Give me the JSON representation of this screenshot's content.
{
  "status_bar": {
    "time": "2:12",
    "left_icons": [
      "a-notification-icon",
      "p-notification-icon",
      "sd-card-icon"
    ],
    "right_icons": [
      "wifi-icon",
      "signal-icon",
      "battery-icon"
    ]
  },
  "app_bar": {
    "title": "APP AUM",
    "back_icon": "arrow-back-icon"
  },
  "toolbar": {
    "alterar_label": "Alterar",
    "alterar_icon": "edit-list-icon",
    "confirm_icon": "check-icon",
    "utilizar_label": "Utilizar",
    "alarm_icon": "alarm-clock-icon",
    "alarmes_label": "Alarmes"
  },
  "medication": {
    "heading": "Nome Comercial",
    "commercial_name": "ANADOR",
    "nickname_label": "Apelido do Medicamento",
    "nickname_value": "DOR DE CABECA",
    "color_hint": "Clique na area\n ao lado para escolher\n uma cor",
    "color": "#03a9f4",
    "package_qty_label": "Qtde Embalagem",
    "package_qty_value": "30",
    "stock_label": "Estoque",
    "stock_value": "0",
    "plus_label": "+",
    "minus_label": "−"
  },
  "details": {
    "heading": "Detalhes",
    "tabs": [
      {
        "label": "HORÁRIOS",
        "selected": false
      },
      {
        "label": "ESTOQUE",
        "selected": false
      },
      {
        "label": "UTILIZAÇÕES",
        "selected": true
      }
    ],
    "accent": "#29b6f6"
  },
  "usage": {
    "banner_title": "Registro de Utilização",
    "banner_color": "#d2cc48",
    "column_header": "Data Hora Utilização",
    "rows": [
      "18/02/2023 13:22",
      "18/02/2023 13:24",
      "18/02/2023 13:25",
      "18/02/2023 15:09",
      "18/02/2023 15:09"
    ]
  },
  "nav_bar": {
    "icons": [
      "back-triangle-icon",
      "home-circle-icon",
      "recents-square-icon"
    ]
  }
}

======

* Task description:
Return all the data above once more, precisely as given.

* Problem solution:
Give me the JSON representation of this screenshot's content.
{
  "status_bar": {
    "time": "2:12",
    "left_icons": [
      "a-notification-icon",
      "p-notification-icon",
      "sd-card-icon"
    ],
    "right_icons": [
      "wifi-icon",
      "signal-icon",
      "battery-icon"
    ]
  },
  "app_bar": {
    "title": "APP AUM",
    "back_icon": "arrow-back-icon"
  },
  "toolbar": {
    "alterar_label": "Alterar",
    "alterar_icon": "edit-list-icon",
    "confirm_icon": "check-icon",
    "utilizar_label": "Utilizar",
    "alarm_icon": "alarm-clock-icon",
    "alarmes_label": "Alarmes"
  },
  "medication": {
    "heading": "Nome Comercial",
    "commercial_name": "ANADOR",
    "nickname_label": "Apelido do Medicamento",
    "nickname_value": "DOR DE CABECA",
    "color_hint": "Clique na area\n ao lado para escolher\n uma cor",
    "color": "#03a9f4",
    "package_qty_label": "Qtde Embalagem",
    "package_qty_value": "30",
    "stock_label": "Estoque",
    "stock_value": "0",
    "plus_label": "+",
    "minus_label": "−"
  },
  "details": {
    "heading": "Detalhes",
    "tabs": [
      {
        "label": "HORÁRIOS",
        "selected": false
      },
      {
        "label": "ESTOQUE",
        "selected": false
      },
      {
        "label": "UTILIZAÇÕES",
        "selected": true
      }
    ],
    "accent": "#29b6f6"
  },
  "usage": {
    "banner_title": "Registro de Utilização",
    "banner_color": "#d2cc48",
    "column_header": "Data Hora Utilização",
    "rows": [
      "18/02/2023 13:22",
      "18/02/2023 13:24",
      "18/02/2023 13:25",
      "18/02/2023 15:09",
      "18/02/2023 15:09"
    ]
  },
  "nav_bar": {
    "icons": [
      "back-triangle-icon",
      "home-circle-icon",
      "recents-square-icon"
    ]
  }
}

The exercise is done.